Directive >>
Write out every entry exactly as given, but omit the pictures.

══════════════════════════════

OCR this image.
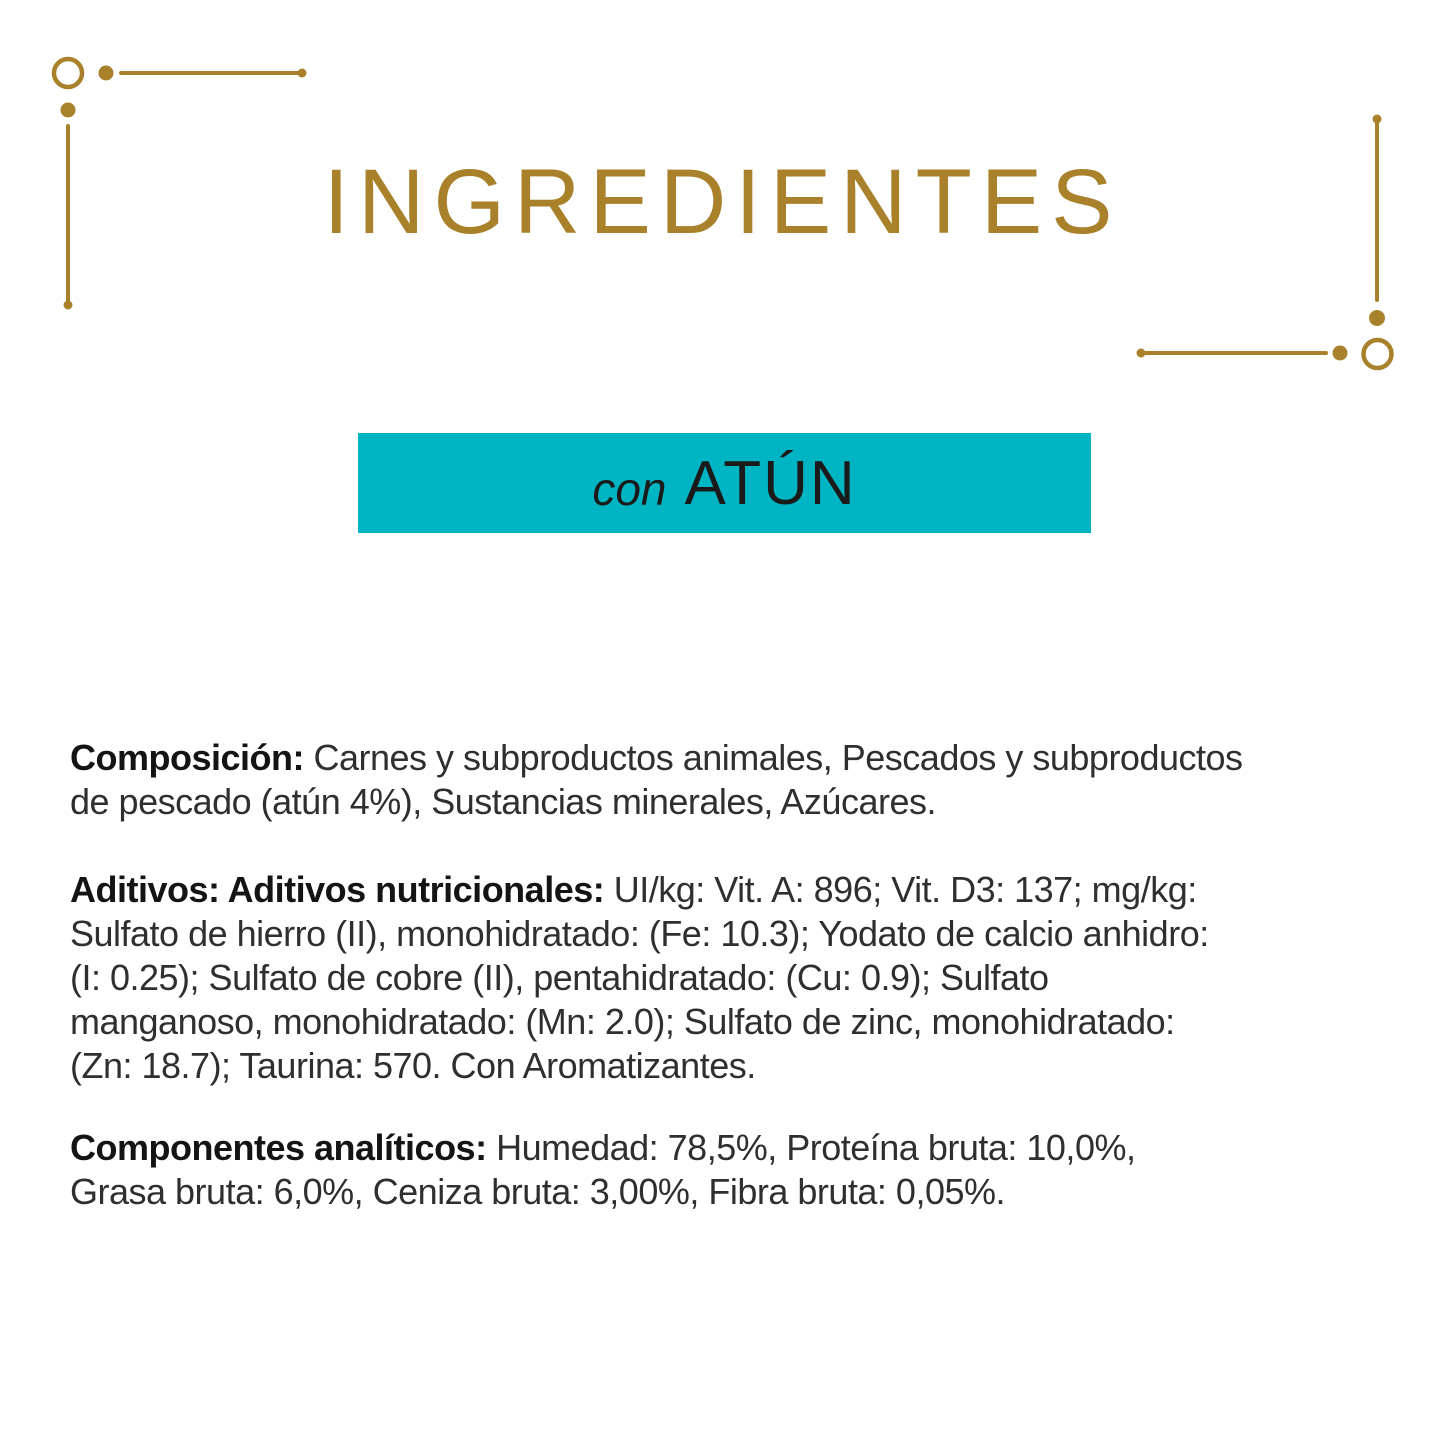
INGREDIENTES
con ATÚN
Composición: Carnes y subproductos animales, Pescados y subproductos
de pescado (atún 4%), Sustancias minerales, Azúcares.
Aditivos: Aditivos nutricionales: UI/kg: Vit. A: 896; Vit. D3: 137; mg/kg:
Sulfato de hierro (II), monohidratado: (Fe: 10.3); Yodato de calcio anhidro:
(I: 0.25); Sulfato de cobre (II), pentahidratado: (Cu: 0.9); Sulfato
manganoso, monohidratado: (Mn: 2.0); Sulfato de zinc, monohidratado:
(Zn: 18.7); Taurina: 570. Con Aromatizantes.
Componentes analíticos: Humedad: 78,5%, Proteína bruta: 10,0%,
Grasa bruta: 6,0%, Ceniza bruta: 3,00%, Fibra bruta: 0,05%.
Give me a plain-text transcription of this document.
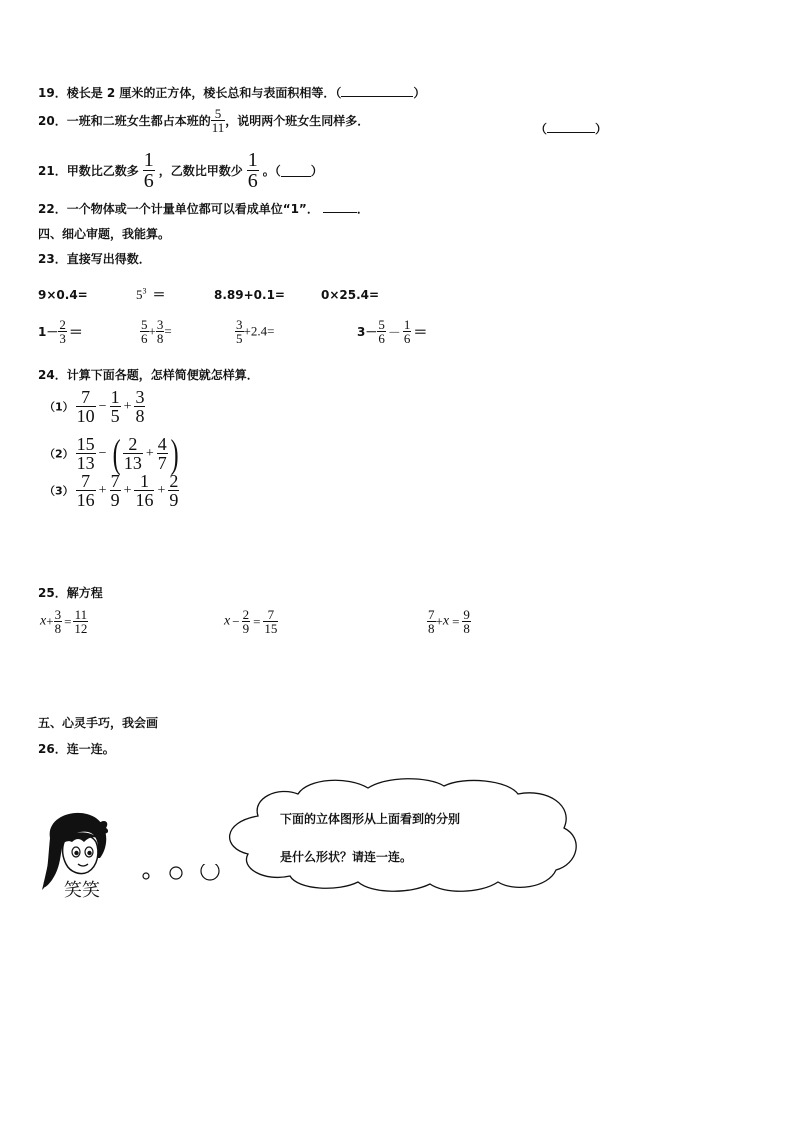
19．棱长是 2 厘米的正方体，棱长总和与表面积相等．（	）
20．一班和二班女生都占本班的 $\frac{5}{11}$ ，说明两个班女生同样多．
（	）
21．甲数比乙数多 $\frac{1}{6}$ ，乙数比甲数少 $\frac{1}{6}$ 。（	）
22．一个物体或一个计量单位都可以看成单位“1”．	．
四、细心审题，我能算。
23．直接写出得数．
9×0.4=	$5^3$ ＝	8.89+0.1=	0×25.4=
$1- \frac{2}{3}$ ＝	$\frac{5}{6} + \frac{3}{8}$ =	$\frac{3}{5} +2.4=$	$3- \frac{5}{6} - \frac{1}{6}$ ＝
24．计算下面各题，怎样简便就怎样算．
$(1) \frac{7}{10} - \frac{1}{5} + \frac{3}{8}$
$(2) \frac{15}{13}$ − ( $\frac{2}{13} + \frac{4}{7}$ )
$(3) \frac{7}{16} + \frac{7}{9} + \frac{1}{16} + \frac{2}{9}$
25．解方程
$x+ \frac{3}{8} = \frac{11}{12}$	$x - \frac{2}{9} = \frac{7}{15}$	$\frac{7}{8} +x = \frac{9}{8}$
五、心灵手巧，我会画
26．连一连。
笑笑
下面的立体图形从上面看到的分别
是什么形状？请连一连。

══════════════════════════════

Complete response >>
OCR this image.
INGREDIENTES
con ATÚN
Composición: Carnes y subproductos animales, Pescados y subproductos
de pescado (atún 4%), Sustancias minerales, Azúcares.
Aditivos: Aditivos nutricionales: UI/kg: Vit. A: 896; Vit. D3: 137; mg/kg:
Sulfato de hierro (II), monohidratado: (Fe: 10.3); Yodato de calcio anhidro:
(I: 0.25); Sulfato de cobre (II), pentahidratado: (Cu: 0.9); Sulfato
manganoso, monohidratado: (Mn: 2.0); Sulfato de zinc, monohidratado:
(Zn: 18.7); Taurina: 570. Con Aromatizantes.
Componentes analíticos: Humedad: 78,5%, Proteína bruta: 10,0%,
Grasa bruta: 6,0%, Ceniza bruta: 3,00%, Fibra bruta: 0,05%.
Give me a plain-text transcription of this document.
19．棱长是 2 厘米的正方体，棱长总和与表面积相等．（	）
20．一班和二班女生都占本班的 $\frac{5}{11}$ ，说明两个班女生同样多．
（	）
21．甲数比乙数多 $\frac{1}{6}$ ，乙数比甲数少 $\frac{1}{6}$ 。（	）
22．一个物体或一个计量单位都可以看成单位“1”．	．
四、细心审题，我能算。
23．直接写出得数．
9×0.4=	$5^3$ ＝	8.89+0.1=	0×25.4=
$1- \frac{2}{3}$ ＝	$\frac{5}{6} + \frac{3}{8}$ =	$\frac{3}{5} +2.4=$	$3- \frac{5}{6} - \frac{1}{6}$ ＝
24．计算下面各题，怎样简便就怎样算．
$(1) \frac{7}{10} - \frac{1}{5} + \frac{3}{8}$
$(2) \frac{15}{13}$ − ( $\frac{2}{13} + \frac{4}{7}$ )
$(3) \frac{7}{16} + \frac{7}{9} + \frac{1}{16} + \frac{2}{9}$
25．解方程
$x+ \frac{3}{8} = \frac{11}{12}$	$x - \frac{2}{9} = \frac{7}{15}$	$\frac{7}{8} +x = \frac{9}{8}$
五、心灵手巧，我会画
26．连一连。
笑笑
下面的立体图形从上面看到的分别
是什么形状？请连一连。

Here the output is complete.